** Stored data **
● ● ●

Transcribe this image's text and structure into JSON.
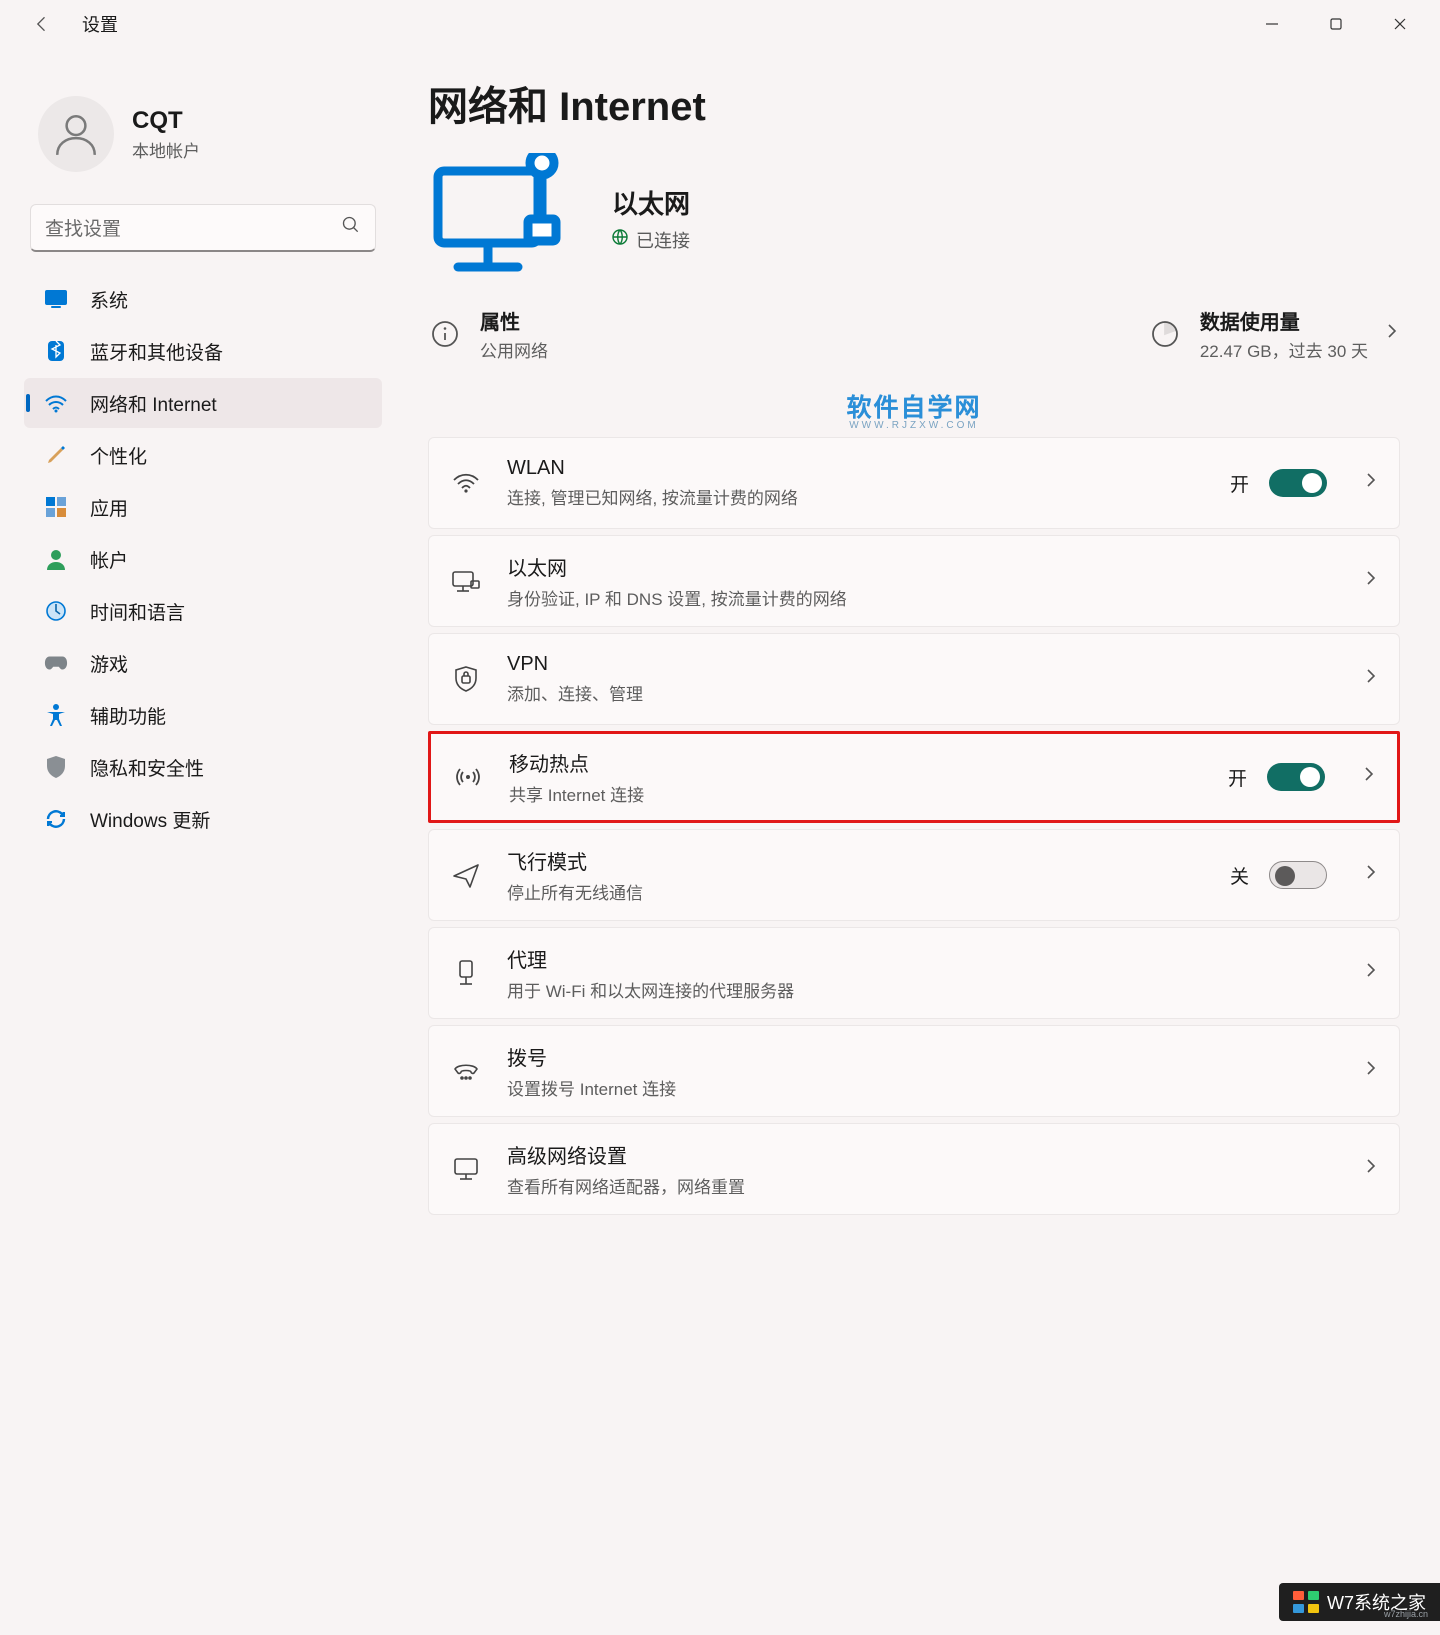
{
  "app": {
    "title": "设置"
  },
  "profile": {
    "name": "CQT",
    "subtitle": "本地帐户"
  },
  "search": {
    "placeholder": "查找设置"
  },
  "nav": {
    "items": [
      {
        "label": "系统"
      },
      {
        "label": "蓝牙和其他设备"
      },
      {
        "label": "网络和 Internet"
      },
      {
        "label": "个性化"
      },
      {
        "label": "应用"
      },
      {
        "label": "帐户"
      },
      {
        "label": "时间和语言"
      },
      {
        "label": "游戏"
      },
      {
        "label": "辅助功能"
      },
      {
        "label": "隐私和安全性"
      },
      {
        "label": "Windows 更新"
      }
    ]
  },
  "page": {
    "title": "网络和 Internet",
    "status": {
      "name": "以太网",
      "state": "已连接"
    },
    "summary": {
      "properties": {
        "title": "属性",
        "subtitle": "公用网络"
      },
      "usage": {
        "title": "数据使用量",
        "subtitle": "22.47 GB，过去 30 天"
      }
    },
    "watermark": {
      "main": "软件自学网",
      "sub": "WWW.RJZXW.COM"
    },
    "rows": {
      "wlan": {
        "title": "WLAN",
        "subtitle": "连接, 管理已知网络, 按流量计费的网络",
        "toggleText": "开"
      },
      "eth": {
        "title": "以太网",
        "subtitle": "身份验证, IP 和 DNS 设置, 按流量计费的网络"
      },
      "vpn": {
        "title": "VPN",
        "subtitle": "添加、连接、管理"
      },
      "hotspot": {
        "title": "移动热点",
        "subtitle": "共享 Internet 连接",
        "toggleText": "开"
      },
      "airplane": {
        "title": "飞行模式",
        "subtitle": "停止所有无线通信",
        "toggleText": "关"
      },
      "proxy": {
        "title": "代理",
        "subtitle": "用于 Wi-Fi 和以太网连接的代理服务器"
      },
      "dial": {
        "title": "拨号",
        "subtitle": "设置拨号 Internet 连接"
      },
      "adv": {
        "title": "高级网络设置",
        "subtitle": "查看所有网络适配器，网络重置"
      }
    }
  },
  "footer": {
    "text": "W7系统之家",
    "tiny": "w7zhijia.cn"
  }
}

● ● ●

** Exercise brief **
Copy the records exactly. Skip the pictures.

** Expected output **
Transcribe this image's text and structure into JSON.
{
  "app": {
    "title": "设置"
  },
  "profile": {
    "name": "CQT",
    "subtitle": "本地帐户"
  },
  "search": {
    "placeholder": "查找设置"
  },
  "nav": {
    "items": [
      {
        "label": "系统"
      },
      {
        "label": "蓝牙和其他设备"
      },
      {
        "label": "网络和 Internet"
      },
      {
        "label": "个性化"
      },
      {
        "label": "应用"
      },
      {
        "label": "帐户"
      },
      {
        "label": "时间和语言"
      },
      {
        "label": "游戏"
      },
      {
        "label": "辅助功能"
      },
      {
        "label": "隐私和安全性"
      },
      {
        "label": "Windows 更新"
      }
    ]
  },
  "page": {
    "title": "网络和 Internet",
    "status": {
      "name": "以太网",
      "state": "已连接"
    },
    "summary": {
      "properties": {
        "title": "属性",
        "subtitle": "公用网络"
      },
      "usage": {
        "title": "数据使用量",
        "subtitle": "22.47 GB，过去 30 天"
      }
    },
    "watermark": {
      "main": "软件自学网",
      "sub": "WWW.RJZXW.COM"
    },
    "rows": {
      "wlan": {
        "title": "WLAN",
        "subtitle": "连接, 管理已知网络, 按流量计费的网络",
        "toggleText": "开"
      },
      "eth": {
        "title": "以太网",
        "subtitle": "身份验证, IP 和 DNS 设置, 按流量计费的网络"
      },
      "vpn": {
        "title": "VPN",
        "subtitle": "添加、连接、管理"
      },
      "hotspot": {
        "title": "移动热点",
        "subtitle": "共享 Internet 连接",
        "toggleText": "开"
      },
      "airplane": {
        "title": "飞行模式",
        "subtitle": "停止所有无线通信",
        "toggleText": "关"
      },
      "proxy": {
        "title": "代理",
        "subtitle": "用于 Wi-Fi 和以太网连接的代理服务器"
      },
      "dial": {
        "title": "拨号",
        "subtitle": "设置拨号 Internet 连接"
      },
      "adv": {
        "title": "高级网络设置",
        "subtitle": "查看所有网络适配器，网络重置"
      }
    }
  },
  "footer": {
    "text": "W7系统之家",
    "tiny": "w7zhijia.cn"
  }
}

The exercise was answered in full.